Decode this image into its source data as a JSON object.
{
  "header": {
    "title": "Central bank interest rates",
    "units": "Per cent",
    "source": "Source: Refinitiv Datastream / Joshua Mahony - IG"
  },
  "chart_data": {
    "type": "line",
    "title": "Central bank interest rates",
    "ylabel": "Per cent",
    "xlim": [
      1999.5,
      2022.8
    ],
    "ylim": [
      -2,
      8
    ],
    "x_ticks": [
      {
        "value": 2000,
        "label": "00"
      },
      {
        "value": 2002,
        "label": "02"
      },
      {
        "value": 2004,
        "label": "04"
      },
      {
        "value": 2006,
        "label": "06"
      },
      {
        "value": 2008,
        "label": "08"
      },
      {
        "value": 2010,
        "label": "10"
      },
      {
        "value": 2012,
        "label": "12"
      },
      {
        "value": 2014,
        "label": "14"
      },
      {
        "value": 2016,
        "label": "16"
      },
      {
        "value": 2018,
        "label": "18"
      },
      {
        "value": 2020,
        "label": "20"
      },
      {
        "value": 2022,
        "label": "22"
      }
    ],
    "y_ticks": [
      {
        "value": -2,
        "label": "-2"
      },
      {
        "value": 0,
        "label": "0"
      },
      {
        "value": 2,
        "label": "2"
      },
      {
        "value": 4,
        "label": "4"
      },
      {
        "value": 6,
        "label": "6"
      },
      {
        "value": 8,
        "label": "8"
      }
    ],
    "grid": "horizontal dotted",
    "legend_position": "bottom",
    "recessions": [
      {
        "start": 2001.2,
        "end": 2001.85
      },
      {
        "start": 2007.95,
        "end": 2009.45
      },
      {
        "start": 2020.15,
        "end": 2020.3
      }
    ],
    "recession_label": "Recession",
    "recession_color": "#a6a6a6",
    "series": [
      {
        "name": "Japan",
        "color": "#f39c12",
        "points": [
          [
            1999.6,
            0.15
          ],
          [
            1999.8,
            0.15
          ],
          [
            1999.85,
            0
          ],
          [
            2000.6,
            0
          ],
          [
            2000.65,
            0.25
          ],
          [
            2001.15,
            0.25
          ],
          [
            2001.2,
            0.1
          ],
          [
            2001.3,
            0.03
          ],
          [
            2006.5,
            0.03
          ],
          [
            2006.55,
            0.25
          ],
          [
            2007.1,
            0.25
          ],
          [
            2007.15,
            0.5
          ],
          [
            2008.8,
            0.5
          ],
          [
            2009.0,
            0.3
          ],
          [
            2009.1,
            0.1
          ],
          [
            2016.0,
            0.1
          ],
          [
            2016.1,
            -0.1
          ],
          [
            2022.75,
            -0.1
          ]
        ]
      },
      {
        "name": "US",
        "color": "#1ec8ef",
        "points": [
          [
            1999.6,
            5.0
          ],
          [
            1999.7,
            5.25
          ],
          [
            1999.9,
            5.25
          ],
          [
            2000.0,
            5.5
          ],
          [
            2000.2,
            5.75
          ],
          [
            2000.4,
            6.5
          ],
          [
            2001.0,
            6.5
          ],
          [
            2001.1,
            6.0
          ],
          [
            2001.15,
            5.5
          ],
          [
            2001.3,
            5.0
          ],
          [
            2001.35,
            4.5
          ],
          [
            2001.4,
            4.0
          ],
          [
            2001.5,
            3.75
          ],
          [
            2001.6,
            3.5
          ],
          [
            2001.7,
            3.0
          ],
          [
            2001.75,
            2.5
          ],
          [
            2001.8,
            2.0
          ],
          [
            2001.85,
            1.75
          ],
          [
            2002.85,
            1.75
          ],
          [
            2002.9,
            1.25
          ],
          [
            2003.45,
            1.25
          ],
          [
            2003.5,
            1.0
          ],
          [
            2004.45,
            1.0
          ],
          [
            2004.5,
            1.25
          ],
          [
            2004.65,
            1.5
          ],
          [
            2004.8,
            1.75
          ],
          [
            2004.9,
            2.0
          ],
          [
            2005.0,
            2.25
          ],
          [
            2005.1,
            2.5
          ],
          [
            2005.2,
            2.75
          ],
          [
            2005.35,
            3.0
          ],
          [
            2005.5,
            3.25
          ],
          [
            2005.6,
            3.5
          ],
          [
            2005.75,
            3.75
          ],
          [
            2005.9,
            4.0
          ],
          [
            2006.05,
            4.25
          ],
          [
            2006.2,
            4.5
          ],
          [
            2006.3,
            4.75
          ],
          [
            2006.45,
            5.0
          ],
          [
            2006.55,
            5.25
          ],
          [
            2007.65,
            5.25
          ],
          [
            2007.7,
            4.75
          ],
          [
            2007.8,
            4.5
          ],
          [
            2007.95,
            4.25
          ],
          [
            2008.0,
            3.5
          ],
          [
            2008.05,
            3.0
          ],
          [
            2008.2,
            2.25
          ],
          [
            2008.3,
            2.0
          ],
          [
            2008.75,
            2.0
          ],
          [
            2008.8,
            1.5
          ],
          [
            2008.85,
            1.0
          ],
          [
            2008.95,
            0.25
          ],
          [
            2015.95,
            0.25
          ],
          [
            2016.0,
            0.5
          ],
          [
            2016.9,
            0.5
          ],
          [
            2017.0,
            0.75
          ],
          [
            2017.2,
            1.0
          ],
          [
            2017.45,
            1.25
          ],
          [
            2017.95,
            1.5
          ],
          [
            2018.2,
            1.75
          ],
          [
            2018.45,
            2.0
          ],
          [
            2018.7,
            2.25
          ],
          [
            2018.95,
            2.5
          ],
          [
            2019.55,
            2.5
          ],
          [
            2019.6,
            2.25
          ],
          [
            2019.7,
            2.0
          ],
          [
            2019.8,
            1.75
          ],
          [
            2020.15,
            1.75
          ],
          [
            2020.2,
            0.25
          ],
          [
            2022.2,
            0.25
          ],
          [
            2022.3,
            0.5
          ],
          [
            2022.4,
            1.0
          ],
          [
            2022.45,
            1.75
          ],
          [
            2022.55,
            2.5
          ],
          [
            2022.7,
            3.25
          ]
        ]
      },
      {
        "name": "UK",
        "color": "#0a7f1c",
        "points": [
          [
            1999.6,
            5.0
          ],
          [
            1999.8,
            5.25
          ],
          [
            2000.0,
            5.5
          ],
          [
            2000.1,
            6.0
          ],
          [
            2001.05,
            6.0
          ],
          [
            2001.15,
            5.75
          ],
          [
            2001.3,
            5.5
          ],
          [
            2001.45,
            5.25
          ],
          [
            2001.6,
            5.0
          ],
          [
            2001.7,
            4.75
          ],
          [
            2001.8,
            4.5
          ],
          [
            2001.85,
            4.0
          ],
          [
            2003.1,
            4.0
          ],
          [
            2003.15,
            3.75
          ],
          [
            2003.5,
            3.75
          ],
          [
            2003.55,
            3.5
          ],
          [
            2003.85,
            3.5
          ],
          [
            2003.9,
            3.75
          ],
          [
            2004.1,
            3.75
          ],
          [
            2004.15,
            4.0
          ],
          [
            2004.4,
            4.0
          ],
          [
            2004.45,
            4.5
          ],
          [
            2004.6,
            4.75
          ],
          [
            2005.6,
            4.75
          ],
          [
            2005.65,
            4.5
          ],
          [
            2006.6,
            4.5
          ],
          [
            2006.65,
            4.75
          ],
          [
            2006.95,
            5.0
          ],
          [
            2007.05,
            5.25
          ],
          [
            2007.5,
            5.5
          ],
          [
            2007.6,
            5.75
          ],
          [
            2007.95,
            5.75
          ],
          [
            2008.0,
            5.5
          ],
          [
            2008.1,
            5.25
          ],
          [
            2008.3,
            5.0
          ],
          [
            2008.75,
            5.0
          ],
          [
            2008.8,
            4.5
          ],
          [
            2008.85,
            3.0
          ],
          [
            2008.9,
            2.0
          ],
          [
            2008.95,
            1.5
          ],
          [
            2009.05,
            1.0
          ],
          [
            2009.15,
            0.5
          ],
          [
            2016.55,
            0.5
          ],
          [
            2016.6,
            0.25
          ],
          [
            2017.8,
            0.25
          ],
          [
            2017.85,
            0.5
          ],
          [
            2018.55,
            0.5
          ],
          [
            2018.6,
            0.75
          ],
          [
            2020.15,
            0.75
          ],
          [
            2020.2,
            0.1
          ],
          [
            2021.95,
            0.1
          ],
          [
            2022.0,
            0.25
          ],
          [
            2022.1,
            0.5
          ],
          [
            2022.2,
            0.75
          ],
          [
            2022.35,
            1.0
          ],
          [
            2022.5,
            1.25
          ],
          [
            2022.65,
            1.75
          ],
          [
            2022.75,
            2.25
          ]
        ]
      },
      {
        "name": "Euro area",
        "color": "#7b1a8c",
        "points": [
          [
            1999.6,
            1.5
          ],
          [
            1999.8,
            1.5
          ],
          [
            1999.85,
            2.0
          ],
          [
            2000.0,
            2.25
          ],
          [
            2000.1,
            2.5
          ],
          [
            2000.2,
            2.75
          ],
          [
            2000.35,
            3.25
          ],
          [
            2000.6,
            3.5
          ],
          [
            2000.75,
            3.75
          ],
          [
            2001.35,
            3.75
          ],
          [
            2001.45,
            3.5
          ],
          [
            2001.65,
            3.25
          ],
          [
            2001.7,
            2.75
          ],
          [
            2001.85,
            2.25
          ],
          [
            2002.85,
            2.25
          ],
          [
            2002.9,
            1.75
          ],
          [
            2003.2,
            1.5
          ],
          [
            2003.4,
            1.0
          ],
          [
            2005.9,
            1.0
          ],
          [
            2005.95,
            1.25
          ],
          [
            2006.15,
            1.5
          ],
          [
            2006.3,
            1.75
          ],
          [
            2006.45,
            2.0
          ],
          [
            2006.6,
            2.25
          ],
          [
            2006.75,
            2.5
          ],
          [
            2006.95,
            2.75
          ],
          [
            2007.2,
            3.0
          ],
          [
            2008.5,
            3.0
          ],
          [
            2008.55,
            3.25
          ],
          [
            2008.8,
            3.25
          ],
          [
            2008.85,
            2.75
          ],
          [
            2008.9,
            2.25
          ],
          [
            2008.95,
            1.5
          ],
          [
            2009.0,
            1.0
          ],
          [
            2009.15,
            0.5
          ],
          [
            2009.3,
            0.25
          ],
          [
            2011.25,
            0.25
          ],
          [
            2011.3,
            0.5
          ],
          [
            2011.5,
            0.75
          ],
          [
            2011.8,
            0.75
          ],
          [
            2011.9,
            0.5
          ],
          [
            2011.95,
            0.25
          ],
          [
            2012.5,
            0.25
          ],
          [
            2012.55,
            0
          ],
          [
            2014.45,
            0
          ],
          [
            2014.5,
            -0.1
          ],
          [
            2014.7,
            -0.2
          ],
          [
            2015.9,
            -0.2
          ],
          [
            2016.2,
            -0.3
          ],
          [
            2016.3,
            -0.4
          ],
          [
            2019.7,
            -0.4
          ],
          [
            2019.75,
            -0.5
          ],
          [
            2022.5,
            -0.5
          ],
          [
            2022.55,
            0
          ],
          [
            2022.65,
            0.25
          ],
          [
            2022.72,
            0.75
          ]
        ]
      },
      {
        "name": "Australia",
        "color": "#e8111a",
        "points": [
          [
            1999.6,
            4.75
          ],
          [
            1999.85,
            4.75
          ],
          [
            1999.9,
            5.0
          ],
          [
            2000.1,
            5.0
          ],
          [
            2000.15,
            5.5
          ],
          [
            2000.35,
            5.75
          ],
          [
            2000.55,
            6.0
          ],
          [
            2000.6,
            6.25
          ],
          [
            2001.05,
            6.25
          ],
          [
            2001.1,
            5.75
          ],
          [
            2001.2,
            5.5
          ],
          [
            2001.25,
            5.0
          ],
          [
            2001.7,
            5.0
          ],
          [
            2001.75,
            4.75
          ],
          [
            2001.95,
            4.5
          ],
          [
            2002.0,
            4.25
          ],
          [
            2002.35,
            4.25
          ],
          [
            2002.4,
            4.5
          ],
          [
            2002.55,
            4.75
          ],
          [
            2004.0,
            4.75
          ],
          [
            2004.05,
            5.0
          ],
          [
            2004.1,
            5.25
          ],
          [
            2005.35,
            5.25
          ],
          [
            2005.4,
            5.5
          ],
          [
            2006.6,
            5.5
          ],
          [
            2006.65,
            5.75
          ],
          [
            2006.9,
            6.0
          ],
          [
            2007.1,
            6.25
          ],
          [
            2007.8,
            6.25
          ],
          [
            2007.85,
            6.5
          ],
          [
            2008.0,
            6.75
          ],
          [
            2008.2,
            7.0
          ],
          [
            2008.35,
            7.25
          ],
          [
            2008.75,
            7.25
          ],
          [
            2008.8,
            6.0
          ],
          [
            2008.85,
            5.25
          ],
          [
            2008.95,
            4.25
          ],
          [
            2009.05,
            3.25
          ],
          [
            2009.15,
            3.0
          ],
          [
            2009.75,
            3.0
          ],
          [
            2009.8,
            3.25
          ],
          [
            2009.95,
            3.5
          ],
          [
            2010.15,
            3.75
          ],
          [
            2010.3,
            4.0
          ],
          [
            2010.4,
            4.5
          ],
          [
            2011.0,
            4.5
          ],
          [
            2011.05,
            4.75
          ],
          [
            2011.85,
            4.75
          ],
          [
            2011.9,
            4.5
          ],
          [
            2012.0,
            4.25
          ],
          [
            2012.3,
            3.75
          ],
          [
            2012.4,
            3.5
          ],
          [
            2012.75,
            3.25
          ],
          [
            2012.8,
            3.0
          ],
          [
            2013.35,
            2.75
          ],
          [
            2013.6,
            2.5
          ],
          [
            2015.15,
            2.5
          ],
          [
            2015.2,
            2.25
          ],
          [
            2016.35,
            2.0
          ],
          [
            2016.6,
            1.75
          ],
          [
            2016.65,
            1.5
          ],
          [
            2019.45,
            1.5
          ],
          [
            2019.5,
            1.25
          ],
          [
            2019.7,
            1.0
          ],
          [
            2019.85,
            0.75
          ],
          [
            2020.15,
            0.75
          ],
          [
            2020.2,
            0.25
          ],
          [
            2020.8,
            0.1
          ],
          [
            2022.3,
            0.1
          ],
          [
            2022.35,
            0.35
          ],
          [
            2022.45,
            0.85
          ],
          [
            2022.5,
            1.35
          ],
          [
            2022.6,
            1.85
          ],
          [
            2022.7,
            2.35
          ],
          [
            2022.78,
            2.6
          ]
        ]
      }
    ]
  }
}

======

* [Problem description]
Your answer should be one number: the count of lines in the data above that include the word "start".

* [Exercise solution]
3